* _GOAL OF THE EXERCISE_
Without the images, write out all of the following entries exactly.

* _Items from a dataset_

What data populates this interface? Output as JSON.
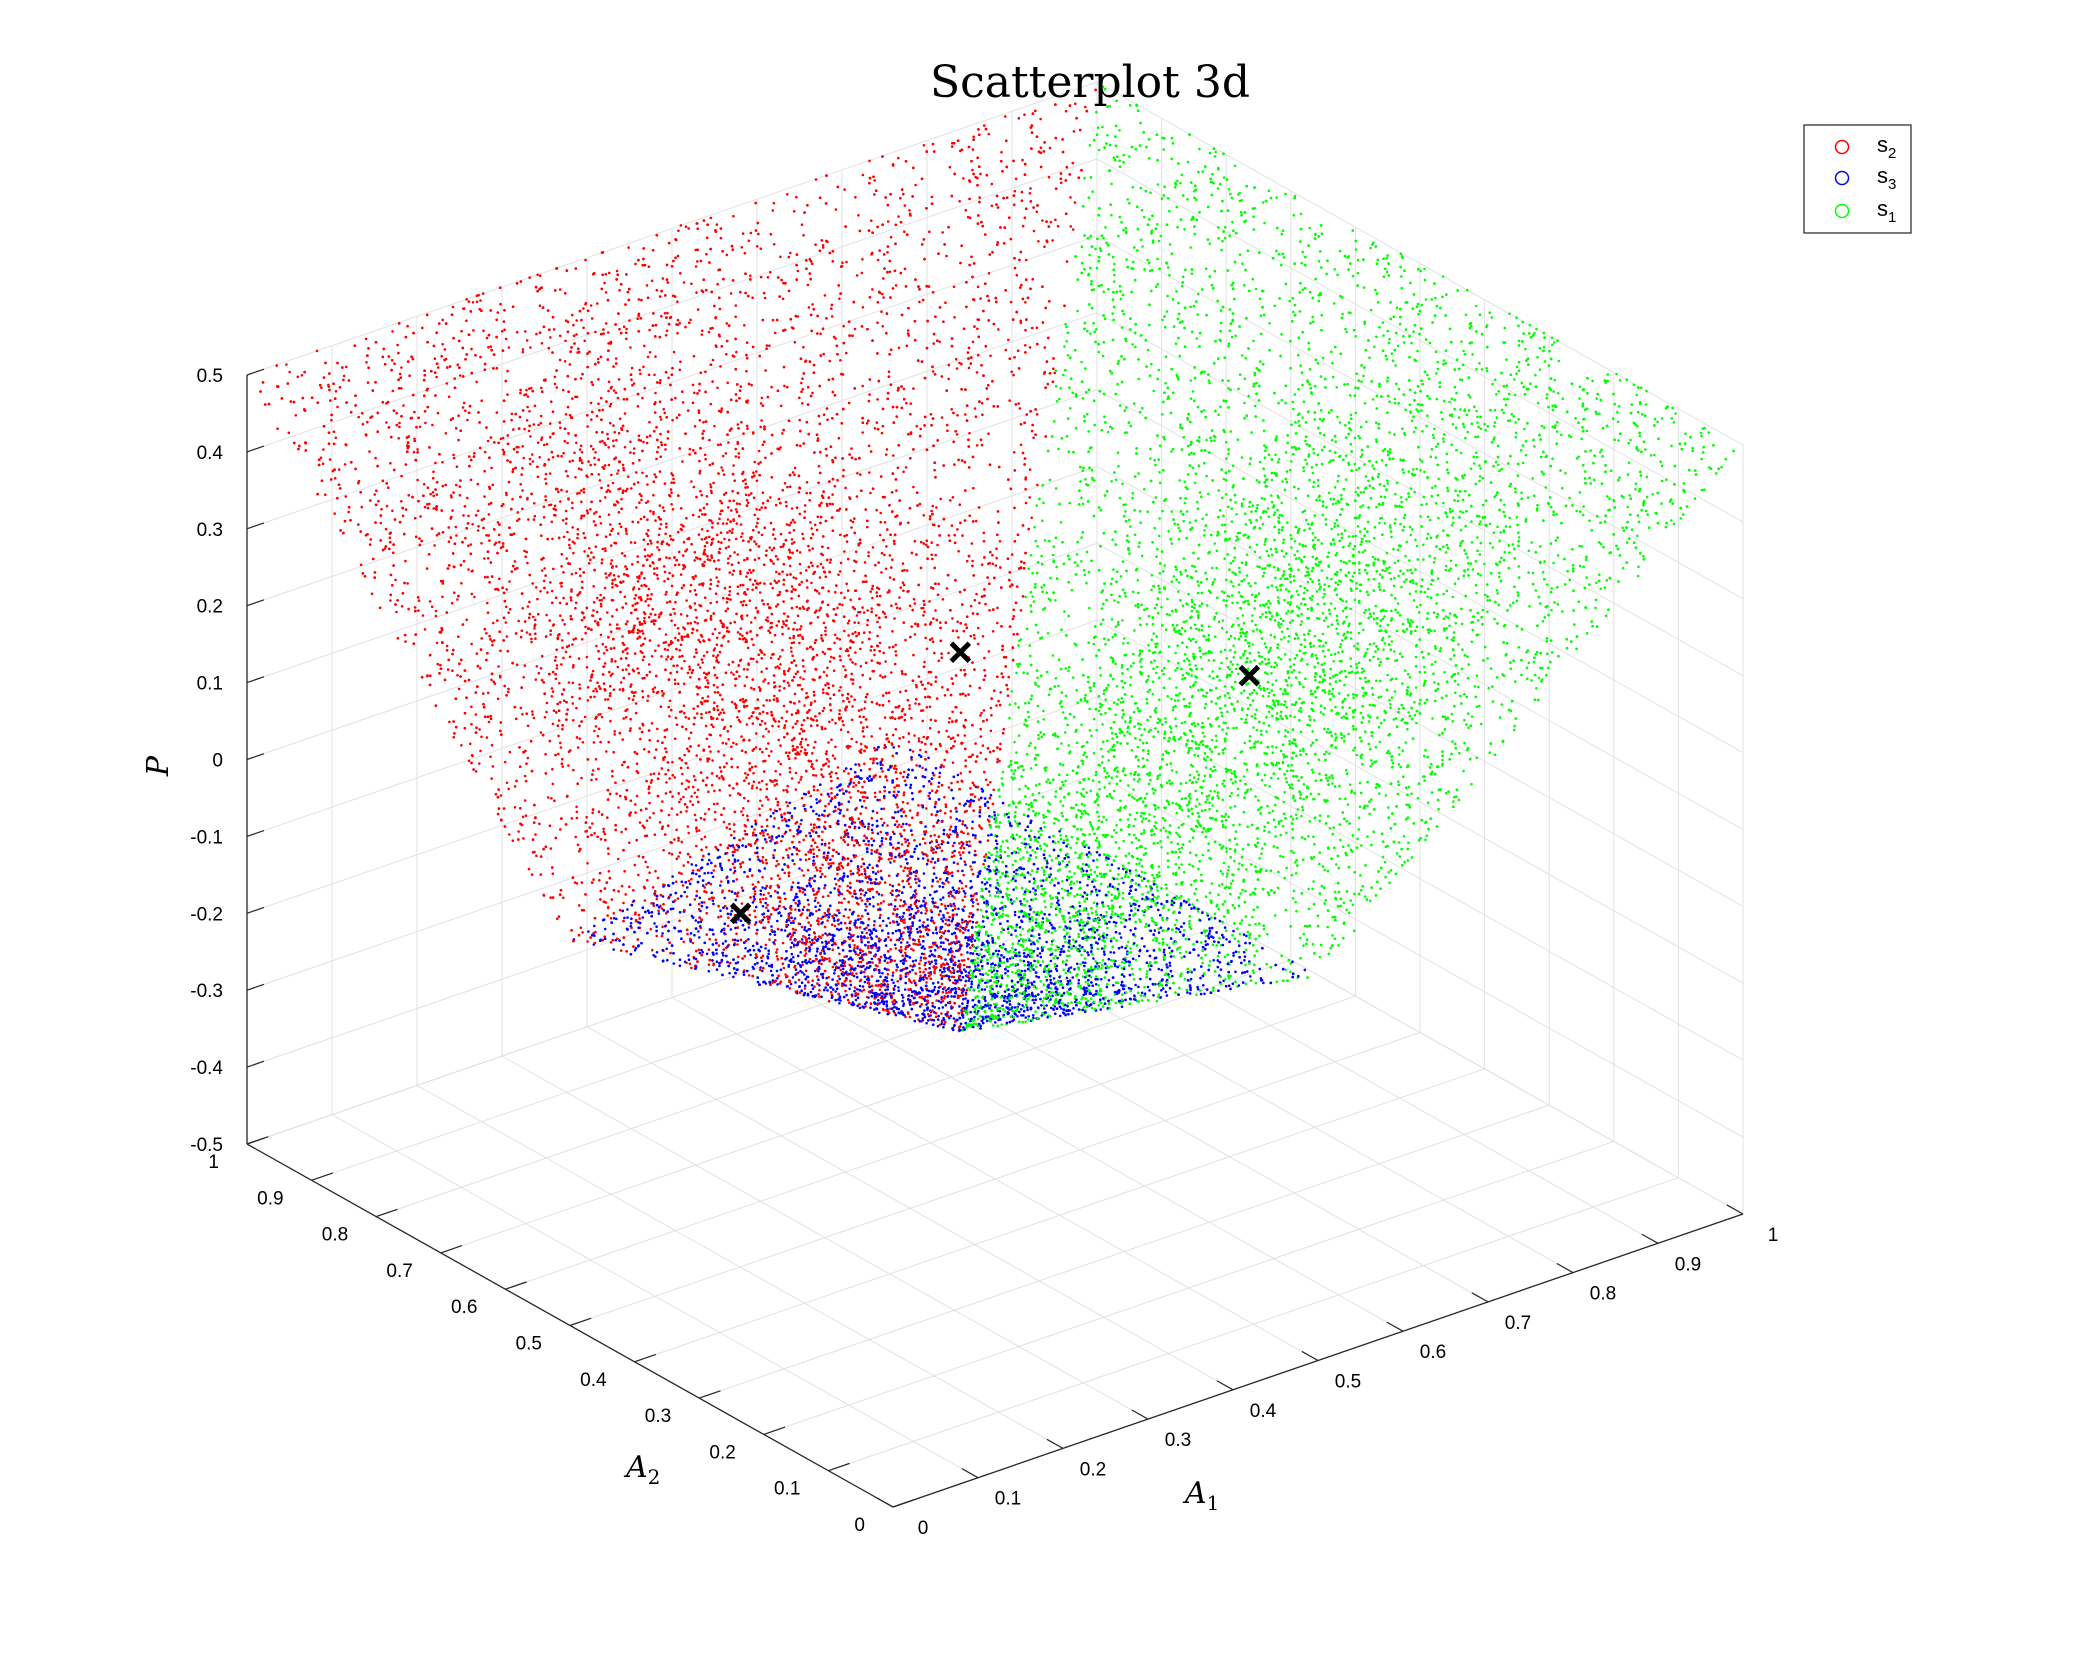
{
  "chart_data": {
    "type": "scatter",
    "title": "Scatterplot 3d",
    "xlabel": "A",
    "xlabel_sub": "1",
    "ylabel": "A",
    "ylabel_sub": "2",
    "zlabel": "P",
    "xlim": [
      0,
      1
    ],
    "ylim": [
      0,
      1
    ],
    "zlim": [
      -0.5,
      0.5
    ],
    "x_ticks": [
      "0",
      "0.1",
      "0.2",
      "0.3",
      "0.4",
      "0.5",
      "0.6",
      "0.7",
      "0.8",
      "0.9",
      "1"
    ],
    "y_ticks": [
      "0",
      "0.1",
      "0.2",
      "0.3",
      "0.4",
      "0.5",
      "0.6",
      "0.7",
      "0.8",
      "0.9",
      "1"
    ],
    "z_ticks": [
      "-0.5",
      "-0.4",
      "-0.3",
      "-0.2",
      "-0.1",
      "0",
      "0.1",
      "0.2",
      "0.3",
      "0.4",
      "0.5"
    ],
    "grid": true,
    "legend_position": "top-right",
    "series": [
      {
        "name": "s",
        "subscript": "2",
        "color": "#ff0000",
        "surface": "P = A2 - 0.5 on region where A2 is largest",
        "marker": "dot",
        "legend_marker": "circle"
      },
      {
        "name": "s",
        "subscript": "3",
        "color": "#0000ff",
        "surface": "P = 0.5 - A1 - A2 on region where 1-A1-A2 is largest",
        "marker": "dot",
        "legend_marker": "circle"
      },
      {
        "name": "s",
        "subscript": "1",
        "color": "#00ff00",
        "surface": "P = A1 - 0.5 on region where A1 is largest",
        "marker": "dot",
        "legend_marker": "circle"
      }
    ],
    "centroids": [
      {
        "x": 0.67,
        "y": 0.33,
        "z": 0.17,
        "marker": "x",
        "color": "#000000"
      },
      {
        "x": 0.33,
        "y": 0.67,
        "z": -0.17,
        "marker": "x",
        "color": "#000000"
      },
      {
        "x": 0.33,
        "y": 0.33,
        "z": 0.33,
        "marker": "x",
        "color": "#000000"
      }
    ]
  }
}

* _COMPLETE OUTPUT_
What data populates this interface? Output as JSON.
{
  "chart_data": {
    "type": "scatter",
    "title": "Scatterplot 3d",
    "xlabel": "A",
    "xlabel_sub": "1",
    "ylabel": "A",
    "ylabel_sub": "2",
    "zlabel": "P",
    "xlim": [
      0,
      1
    ],
    "ylim": [
      0,
      1
    ],
    "zlim": [
      -0.5,
      0.5
    ],
    "x_ticks": [
      "0",
      "0.1",
      "0.2",
      "0.3",
      "0.4",
      "0.5",
      "0.6",
      "0.7",
      "0.8",
      "0.9",
      "1"
    ],
    "y_ticks": [
      "0",
      "0.1",
      "0.2",
      "0.3",
      "0.4",
      "0.5",
      "0.6",
      "0.7",
      "0.8",
      "0.9",
      "1"
    ],
    "z_ticks": [
      "-0.5",
      "-0.4",
      "-0.3",
      "-0.2",
      "-0.1",
      "0",
      "0.1",
      "0.2",
      "0.3",
      "0.4",
      "0.5"
    ],
    "grid": true,
    "legend_position": "top-right",
    "series": [
      {
        "name": "s",
        "subscript": "2",
        "color": "#ff0000",
        "surface": "P = A2 - 0.5 on region where A2 is largest",
        "marker": "dot",
        "legend_marker": "circle"
      },
      {
        "name": "s",
        "subscript": "3",
        "color": "#0000ff",
        "surface": "P = 0.5 - A1 - A2 on region where 1-A1-A2 is largest",
        "marker": "dot",
        "legend_marker": "circle"
      },
      {
        "name": "s",
        "subscript": "1",
        "color": "#00ff00",
        "surface": "P = A1 - 0.5 on region where A1 is largest",
        "marker": "dot",
        "legend_marker": "circle"
      }
    ],
    "centroids": [
      {
        "x": 0.67,
        "y": 0.33,
        "z": 0.17,
        "marker": "x",
        "color": "#000000"
      },
      {
        "x": 0.33,
        "y": 0.67,
        "z": -0.17,
        "marker": "x",
        "color": "#000000"
      },
      {
        "x": 0.33,
        "y": 0.33,
        "z": 0.33,
        "marker": "x",
        "color": "#000000"
      }
    ]
  }
}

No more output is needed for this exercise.